Written problem: Lines containing "COVID" are to be counted. Report the count alone.
┌──
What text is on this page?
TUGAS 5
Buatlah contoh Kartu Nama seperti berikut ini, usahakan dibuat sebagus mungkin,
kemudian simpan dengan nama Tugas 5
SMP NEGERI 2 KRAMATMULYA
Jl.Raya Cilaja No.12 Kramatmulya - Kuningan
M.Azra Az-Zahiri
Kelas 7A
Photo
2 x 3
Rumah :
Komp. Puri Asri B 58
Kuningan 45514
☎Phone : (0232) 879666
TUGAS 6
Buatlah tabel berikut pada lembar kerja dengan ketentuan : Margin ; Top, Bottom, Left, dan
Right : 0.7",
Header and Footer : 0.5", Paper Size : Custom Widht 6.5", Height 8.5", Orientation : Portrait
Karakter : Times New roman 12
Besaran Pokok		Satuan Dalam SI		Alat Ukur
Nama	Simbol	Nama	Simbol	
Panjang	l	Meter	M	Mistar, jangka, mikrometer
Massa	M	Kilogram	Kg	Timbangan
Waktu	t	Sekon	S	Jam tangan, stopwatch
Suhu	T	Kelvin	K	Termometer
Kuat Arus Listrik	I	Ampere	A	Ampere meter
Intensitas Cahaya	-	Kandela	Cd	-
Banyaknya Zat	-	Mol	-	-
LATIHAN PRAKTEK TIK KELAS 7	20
└──
┌──
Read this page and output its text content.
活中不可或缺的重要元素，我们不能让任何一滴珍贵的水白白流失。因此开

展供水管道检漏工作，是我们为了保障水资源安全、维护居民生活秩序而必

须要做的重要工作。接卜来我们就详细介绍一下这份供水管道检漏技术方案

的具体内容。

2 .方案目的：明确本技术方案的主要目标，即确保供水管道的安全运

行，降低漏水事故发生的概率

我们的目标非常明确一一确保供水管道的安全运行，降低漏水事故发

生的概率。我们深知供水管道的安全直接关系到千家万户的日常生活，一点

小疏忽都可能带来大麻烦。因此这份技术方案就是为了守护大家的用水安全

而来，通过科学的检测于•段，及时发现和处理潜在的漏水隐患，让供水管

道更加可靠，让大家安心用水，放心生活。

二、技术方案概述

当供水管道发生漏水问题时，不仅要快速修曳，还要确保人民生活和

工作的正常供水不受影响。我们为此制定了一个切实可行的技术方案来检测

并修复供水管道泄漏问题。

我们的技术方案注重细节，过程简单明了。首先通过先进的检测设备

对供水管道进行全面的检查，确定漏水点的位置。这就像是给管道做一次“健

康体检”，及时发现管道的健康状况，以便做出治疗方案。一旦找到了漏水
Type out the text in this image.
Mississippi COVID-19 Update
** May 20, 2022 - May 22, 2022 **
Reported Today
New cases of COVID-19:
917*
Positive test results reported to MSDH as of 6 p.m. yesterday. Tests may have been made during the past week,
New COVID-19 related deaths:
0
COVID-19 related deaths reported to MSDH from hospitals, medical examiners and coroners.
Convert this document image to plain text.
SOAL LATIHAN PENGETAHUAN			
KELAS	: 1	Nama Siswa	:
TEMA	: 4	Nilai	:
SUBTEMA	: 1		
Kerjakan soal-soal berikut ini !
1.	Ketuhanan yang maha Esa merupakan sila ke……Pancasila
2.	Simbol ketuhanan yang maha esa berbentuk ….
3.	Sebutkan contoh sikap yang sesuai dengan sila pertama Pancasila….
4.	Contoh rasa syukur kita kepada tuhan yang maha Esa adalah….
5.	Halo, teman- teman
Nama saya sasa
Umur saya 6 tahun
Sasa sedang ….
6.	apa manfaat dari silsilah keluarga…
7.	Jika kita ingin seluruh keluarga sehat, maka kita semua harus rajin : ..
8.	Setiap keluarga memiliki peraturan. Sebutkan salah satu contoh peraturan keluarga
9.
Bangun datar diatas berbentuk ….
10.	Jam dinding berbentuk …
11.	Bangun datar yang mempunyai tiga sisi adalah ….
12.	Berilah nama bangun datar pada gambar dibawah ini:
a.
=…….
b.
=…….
└──
Written reply: 4